Inspired by the innovative spirit of Michael Faraday, we'll explore how embracing a playful,
experimental approach can tackle chronic organizational issues and unleash hidden potential.
Get ready for an invigorating journey into the world of creative problem solving. Let's dive in.

(00:35):
Michael Faraday was among the most productive scientists of the 19th century and this despite
never receiving formal education. He acquired his love for science while working as an apprentice
bookbinder. Fortunately for us, he apparently spent more time reading than binding and this

(00:55):
is how his unusual career as a scientist began. Faraday discovered the electromagnetic field
and electromagnetic induction, invented the dynamo and as if that wasn't enough, he also
discovered benzene and formulated the laws of electrolysis. Not bad for a bookbinder's
apprentice. The thing is, due to the unconventional way his scientific career developed, Faraday

(01:22):
didn't master mathematics like other scientists of his time. Faraday didn't let this bother him.
While he wasn't particularly gifted mathematically, he was an excellent experimenter. In Faraday's
time, it was already common to design experiments to prove theories that scientists had hypotheses
about, but he worked differently. Somewhat childishly, he conducted experiments to learn from their

(01:48):
results even when he had no defined hypothesis about what those results would be. This is
how he made many of his discoveries. He simply tried and tried until he discovered an interesting
phenomenon that he then studied until he could extract a scientific theory from it. There's
something charming about this method, something we've somewhat lost, the slightly childish

(02:13):
attitude that treats the whole process like a game, as if there are no timelines, no rules,
no methods. Just play. We think most of us don't allow ourselves this freedom in life
generally, but right now we're interested in the organizational arena. Let's take the
organizational parallel to experimentation. What do we call an experiment in organizational

(02:38):
language? Right. A pilot. What happens in real life when we try to deal with chronic
challenges in the system? There's discussion about a method or process that someone has
proposed. Some think one way, others think differently. We argue a bit, and then someone
always stands up and suggests, let's do a pilot. The ultimate solution. Pilot. Those

(03:06):
in favor get some progress to prove their point, and those against get a delay in the
decision. From this position, we plan the pilot. Usually, whoever plans and leads the
pilot wants it to succeed. How is pilot success measured? By proving their point and having
their proposal expanded to other areas. From here, there are several possibilities. Either

(03:30):
the pilot succeeds, and then it's apparently clear what to do. Or it fails, and then it's
also clear what to do. Or what happens in quite a few cases, there's disagreement about
whether it succeeded or failed, and what its relevance is to other areas in the organization.

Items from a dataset

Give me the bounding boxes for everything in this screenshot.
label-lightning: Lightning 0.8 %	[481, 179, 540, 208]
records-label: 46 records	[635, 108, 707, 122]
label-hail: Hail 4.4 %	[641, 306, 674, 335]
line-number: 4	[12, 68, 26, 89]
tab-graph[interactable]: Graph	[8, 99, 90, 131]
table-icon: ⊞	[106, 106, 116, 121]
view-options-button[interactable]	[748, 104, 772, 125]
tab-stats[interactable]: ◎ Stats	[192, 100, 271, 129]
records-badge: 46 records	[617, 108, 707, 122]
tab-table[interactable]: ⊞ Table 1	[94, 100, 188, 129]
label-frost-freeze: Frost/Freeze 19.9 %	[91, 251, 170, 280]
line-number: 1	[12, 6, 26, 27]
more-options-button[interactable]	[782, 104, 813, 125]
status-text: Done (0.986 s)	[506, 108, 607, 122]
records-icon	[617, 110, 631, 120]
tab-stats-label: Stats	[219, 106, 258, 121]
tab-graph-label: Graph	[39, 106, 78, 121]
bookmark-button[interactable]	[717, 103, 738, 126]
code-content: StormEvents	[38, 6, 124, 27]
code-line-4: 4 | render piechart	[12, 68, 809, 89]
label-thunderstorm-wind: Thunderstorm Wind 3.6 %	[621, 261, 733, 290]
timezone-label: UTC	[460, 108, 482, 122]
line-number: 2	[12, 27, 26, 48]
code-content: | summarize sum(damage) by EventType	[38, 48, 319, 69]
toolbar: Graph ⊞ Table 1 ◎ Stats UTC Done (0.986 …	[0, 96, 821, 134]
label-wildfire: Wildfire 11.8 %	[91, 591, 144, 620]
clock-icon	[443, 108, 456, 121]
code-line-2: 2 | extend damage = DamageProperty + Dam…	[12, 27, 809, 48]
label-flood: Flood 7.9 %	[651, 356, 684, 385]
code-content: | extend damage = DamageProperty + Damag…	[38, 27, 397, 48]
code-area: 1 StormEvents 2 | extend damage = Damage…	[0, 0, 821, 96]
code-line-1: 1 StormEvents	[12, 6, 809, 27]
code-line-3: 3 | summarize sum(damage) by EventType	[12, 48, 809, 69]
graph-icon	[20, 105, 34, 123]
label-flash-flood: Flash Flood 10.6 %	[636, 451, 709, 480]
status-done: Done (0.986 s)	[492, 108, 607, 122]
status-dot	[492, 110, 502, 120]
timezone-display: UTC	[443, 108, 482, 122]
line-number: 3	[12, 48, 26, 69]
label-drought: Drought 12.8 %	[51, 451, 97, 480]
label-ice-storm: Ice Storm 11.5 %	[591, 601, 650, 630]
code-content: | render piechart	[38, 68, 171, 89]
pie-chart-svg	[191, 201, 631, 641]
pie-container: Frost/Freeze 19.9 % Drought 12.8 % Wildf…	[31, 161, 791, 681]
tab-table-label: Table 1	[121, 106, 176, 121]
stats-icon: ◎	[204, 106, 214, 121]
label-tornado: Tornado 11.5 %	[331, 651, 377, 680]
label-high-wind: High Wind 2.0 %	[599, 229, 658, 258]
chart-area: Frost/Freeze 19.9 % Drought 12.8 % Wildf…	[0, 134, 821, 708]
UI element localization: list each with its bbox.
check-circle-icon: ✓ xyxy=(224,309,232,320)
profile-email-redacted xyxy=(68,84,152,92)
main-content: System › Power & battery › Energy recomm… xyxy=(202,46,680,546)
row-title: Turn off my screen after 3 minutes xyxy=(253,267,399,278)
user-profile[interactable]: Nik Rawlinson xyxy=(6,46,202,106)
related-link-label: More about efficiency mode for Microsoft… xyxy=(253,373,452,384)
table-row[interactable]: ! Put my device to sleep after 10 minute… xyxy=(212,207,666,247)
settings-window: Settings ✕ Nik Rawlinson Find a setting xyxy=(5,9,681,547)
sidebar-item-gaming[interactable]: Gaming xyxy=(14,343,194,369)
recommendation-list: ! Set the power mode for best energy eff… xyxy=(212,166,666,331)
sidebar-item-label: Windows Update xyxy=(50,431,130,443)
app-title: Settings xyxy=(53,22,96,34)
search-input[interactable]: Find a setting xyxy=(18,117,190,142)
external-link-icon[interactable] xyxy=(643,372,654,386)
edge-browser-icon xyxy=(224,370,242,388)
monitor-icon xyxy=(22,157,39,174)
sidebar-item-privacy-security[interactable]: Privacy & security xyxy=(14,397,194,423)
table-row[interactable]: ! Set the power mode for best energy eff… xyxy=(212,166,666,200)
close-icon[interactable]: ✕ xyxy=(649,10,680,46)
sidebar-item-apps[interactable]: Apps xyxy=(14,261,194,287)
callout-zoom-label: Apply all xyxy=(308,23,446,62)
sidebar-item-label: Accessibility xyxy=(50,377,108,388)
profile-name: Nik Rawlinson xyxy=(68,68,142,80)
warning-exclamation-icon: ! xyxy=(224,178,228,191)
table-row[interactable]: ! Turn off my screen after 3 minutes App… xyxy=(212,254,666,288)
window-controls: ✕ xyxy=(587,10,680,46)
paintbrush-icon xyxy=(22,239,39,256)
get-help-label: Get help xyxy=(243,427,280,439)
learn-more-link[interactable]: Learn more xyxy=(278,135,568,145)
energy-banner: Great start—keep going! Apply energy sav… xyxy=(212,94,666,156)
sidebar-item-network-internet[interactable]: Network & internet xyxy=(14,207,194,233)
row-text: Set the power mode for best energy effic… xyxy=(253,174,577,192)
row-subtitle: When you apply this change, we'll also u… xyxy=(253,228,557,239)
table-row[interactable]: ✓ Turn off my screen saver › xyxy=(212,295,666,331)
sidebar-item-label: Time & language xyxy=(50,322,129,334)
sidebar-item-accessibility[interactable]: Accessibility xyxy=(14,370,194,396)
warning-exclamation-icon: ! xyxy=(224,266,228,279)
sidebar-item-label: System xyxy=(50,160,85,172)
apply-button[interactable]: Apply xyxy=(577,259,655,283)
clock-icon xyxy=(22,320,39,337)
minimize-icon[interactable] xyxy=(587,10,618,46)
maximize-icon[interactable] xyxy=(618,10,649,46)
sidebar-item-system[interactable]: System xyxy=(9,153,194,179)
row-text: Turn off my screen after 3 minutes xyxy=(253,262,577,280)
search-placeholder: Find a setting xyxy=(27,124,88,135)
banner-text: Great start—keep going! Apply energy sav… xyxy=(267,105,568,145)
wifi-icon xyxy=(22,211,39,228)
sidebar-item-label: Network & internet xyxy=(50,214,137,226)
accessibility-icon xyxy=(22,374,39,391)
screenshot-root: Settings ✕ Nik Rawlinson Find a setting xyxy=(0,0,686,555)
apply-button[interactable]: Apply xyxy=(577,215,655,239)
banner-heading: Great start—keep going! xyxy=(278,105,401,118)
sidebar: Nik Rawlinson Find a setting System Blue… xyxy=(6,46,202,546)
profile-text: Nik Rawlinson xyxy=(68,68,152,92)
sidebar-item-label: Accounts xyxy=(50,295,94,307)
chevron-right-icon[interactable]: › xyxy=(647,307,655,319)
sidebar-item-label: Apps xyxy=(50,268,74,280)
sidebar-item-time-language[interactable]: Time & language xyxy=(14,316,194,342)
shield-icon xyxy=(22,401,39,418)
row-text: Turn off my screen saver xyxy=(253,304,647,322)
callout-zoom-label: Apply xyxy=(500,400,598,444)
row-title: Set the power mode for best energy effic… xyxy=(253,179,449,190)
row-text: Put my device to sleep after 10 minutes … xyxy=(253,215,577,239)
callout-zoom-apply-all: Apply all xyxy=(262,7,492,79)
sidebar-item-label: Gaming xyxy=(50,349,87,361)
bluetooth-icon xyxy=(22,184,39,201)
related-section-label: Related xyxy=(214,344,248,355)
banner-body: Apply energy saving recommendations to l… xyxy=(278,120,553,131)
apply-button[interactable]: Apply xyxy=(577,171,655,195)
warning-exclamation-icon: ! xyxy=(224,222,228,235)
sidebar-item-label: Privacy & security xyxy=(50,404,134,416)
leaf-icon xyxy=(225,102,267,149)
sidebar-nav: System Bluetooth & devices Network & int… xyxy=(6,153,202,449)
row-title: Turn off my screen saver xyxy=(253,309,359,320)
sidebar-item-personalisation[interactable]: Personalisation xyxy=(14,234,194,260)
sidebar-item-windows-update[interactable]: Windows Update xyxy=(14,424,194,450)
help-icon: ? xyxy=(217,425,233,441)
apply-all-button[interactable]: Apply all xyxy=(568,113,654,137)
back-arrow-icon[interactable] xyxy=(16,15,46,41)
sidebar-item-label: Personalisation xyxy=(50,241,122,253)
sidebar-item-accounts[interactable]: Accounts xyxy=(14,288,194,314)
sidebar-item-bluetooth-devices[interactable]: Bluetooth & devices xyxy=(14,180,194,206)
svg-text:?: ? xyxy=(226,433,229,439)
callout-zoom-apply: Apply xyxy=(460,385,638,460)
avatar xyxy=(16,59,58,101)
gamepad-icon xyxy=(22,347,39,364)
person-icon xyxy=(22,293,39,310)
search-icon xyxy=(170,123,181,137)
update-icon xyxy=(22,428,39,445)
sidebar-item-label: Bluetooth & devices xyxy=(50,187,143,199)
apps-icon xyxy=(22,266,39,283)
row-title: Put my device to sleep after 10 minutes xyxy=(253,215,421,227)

▶ **Exercise details**
Answer these questions from the transcript about Faraday:
(a) What was Faraday working as when he acquired his love for science?
(b) What is an experiment called in organizational language?
(c) What do those against a proposal get when a pilot is suggested?
The records have nothing to do with this task.

▶ **Answer to this problem**
(a) An apprentice bookbinder.
(b) A pilot.
(c) A delay in the decision.